_Stated goal_
The listing below must be repeated word for word, with its images excluded.

-- begin --

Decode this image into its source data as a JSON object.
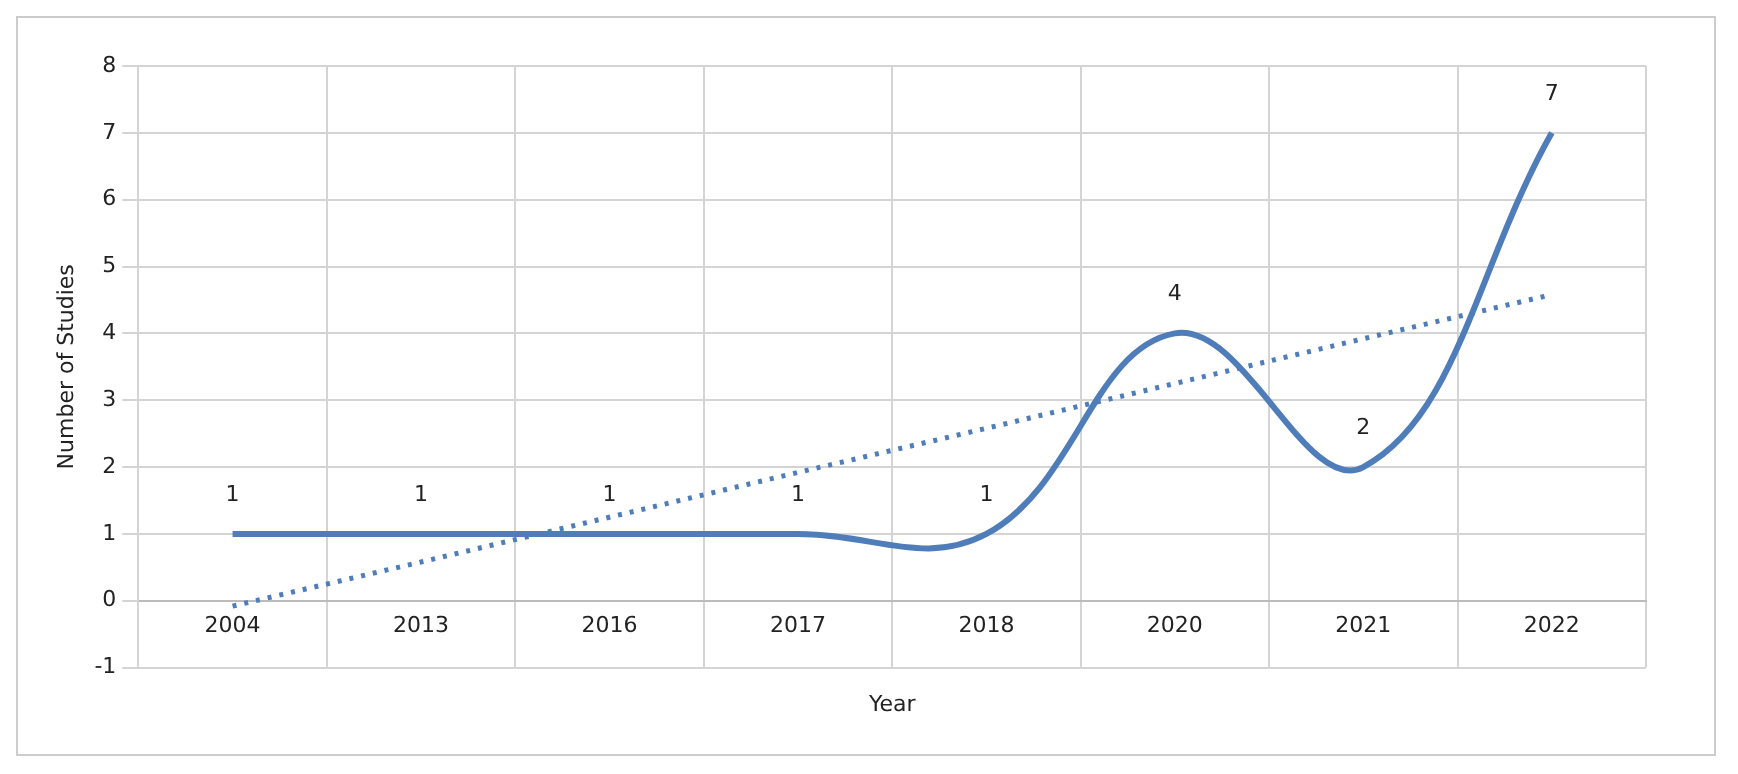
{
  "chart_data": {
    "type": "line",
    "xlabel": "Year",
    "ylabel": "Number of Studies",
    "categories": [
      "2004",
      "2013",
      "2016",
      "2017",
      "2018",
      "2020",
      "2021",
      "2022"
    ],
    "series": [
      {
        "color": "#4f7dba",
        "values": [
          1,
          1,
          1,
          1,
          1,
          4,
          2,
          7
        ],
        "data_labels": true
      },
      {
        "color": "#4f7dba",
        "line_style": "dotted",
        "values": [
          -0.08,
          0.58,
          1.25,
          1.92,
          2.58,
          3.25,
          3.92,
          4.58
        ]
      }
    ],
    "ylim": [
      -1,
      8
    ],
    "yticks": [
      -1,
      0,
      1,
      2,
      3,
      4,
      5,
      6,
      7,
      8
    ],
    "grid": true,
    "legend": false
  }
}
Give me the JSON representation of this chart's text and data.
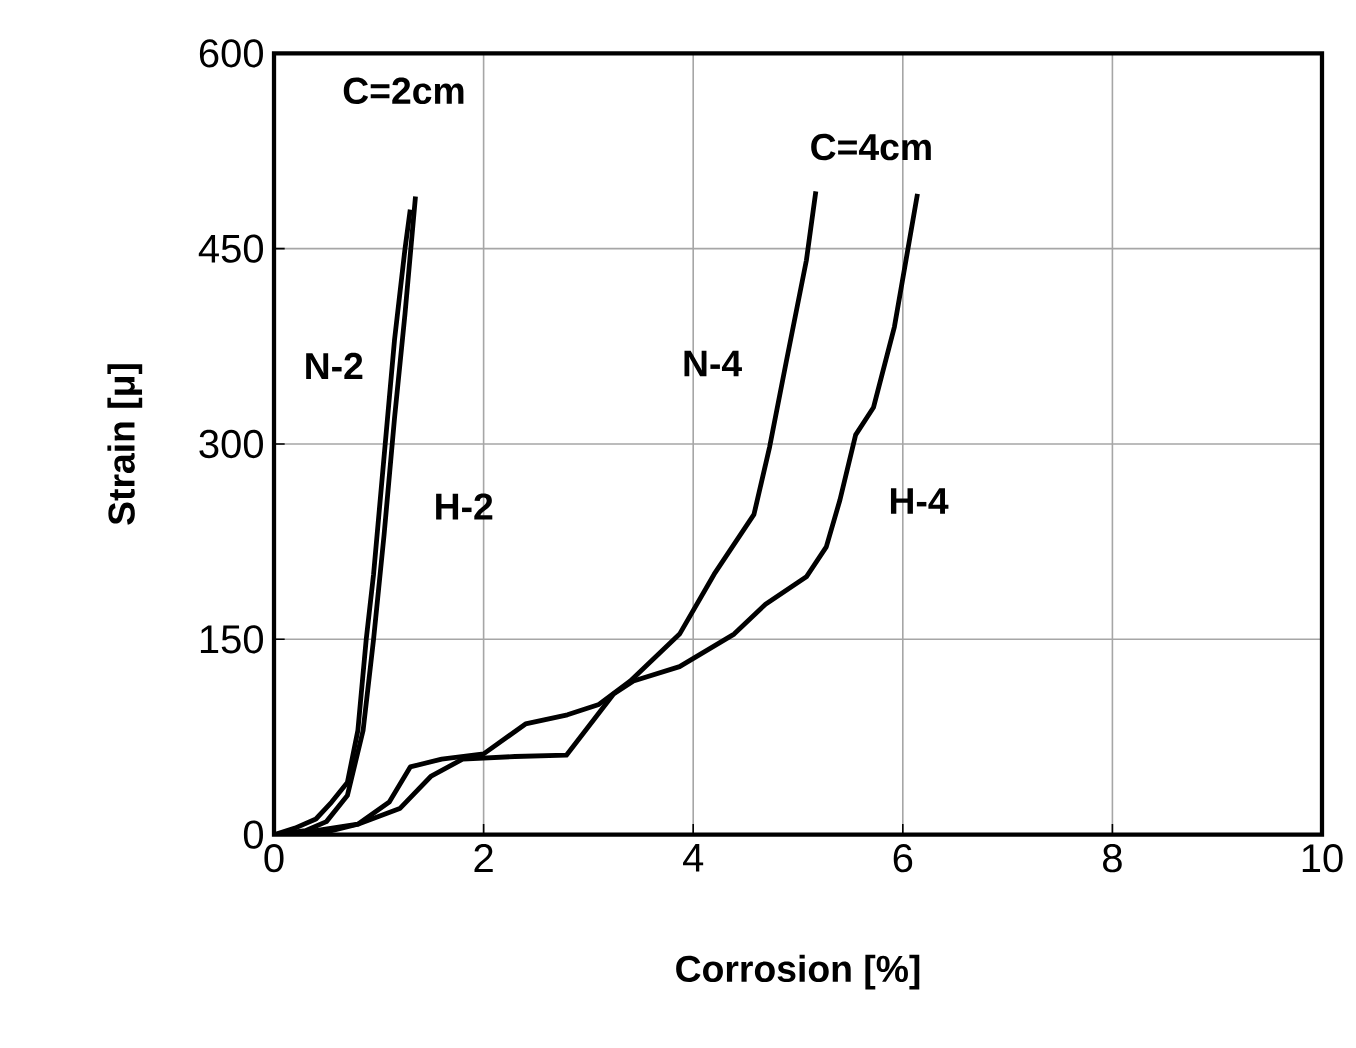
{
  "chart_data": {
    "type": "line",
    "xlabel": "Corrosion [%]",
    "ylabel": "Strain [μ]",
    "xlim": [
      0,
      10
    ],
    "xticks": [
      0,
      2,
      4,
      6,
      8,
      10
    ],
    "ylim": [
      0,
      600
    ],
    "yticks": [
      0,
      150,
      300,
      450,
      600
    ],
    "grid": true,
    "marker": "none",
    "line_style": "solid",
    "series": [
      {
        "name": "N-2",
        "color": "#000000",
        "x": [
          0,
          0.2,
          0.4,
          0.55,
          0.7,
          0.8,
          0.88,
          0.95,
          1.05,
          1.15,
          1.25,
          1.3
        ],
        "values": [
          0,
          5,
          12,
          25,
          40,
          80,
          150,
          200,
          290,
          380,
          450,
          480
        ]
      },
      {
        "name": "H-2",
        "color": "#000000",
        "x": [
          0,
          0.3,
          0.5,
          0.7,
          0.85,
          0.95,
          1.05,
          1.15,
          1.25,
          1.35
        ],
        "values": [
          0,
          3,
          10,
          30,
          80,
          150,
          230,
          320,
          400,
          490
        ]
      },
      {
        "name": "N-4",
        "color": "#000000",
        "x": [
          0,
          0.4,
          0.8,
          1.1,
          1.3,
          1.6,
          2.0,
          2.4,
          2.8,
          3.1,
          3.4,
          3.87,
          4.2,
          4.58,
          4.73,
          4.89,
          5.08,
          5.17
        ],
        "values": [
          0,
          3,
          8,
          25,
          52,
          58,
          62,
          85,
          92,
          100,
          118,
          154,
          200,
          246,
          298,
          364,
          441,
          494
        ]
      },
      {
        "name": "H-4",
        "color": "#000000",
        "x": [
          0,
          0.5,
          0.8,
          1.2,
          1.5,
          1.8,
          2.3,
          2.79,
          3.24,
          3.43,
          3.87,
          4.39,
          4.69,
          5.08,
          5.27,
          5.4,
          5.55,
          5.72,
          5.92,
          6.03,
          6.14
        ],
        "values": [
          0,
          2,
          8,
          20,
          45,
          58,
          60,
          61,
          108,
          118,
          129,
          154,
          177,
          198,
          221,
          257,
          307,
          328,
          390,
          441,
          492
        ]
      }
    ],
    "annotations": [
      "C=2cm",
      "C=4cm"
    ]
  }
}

-- end --

_Full solution_
Decode this image into its source data as a JSON object.
{
  "chart_data": {
    "type": "line",
    "xlabel": "Year",
    "ylabel": "Number of Studies",
    "categories": [
      "2004",
      "2013",
      "2016",
      "2017",
      "2018",
      "2020",
      "2021",
      "2022"
    ],
    "series": [
      {
        "color": "#4f7dba",
        "values": [
          1,
          1,
          1,
          1,
          1,
          4,
          2,
          7
        ],
        "data_labels": true
      },
      {
        "color": "#4f7dba",
        "line_style": "dotted",
        "values": [
          -0.08,
          0.58,
          1.25,
          1.92,
          2.58,
          3.25,
          3.92,
          4.58
        ]
      }
    ],
    "ylim": [
      -1,
      8
    ],
    "yticks": [
      -1,
      0,
      1,
      2,
      3,
      4,
      5,
      6,
      7,
      8
    ],
    "grid": true,
    "legend": false
  }
}
Give me the JSON representation of this chart's text and data.
{
  "chart_data": {
    "type": "line",
    "xlabel": "Corrosion [%]",
    "ylabel": "Strain [μ]",
    "xlim": [
      0,
      10
    ],
    "xticks": [
      0,
      2,
      4,
      6,
      8,
      10
    ],
    "ylim": [
      0,
      600
    ],
    "yticks": [
      0,
      150,
      300,
      450,
      600
    ],
    "grid": true,
    "marker": "none",
    "line_style": "solid",
    "series": [
      {
        "name": "N-2",
        "color": "#000000",
        "x": [
          0,
          0.2,
          0.4,
          0.55,
          0.7,
          0.8,
          0.88,
          0.95,
          1.05,
          1.15,
          1.25,
          1.3
        ],
        "values": [
          0,
          5,
          12,
          25,
          40,
          80,
          150,
          200,
          290,
          380,
          450,
          480
        ]
      },
      {
        "name": "H-2",
        "color": "#000000",
        "x": [
          0,
          0.3,
          0.5,
          0.7,
          0.85,
          0.95,
          1.05,
          1.15,
          1.25,
          1.35
        ],
        "values": [
          0,
          3,
          10,
          30,
          80,
          150,
          230,
          320,
          400,
          490
        ]
      },
      {
        "name": "N-4",
        "color": "#000000",
        "x": [
          0,
          0.4,
          0.8,
          1.1,
          1.3,
          1.6,
          2.0,
          2.4,
          2.8,
          3.1,
          3.4,
          3.87,
          4.2,
          4.58,
          4.73,
          4.89,
          5.08,
          5.17
        ],
        "values": [
          0,
          3,
          8,
          25,
          52,
          58,
          62,
          85,
          92,
          100,
          118,
          154,
          200,
          246,
          298,
          364,
          441,
          494
        ]
      },
      {
        "name": "H-4",
        "color": "#000000",
        "x": [
          0,
          0.5,
          0.8,
          1.2,
          1.5,
          1.8,
          2.3,
          2.79,
          3.24,
          3.43,
          3.87,
          4.39,
          4.69,
          5.08,
          5.27,
          5.4,
          5.55,
          5.72,
          5.92,
          6.03,
          6.14
        ],
        "values": [
          0,
          2,
          8,
          20,
          45,
          58,
          60,
          61,
          108,
          118,
          129,
          154,
          177,
          198,
          221,
          257,
          307,
          328,
          390,
          441,
          492
        ]
      }
    ],
    "annotations": [
      "C=2cm",
      "C=4cm"
    ]
  }
}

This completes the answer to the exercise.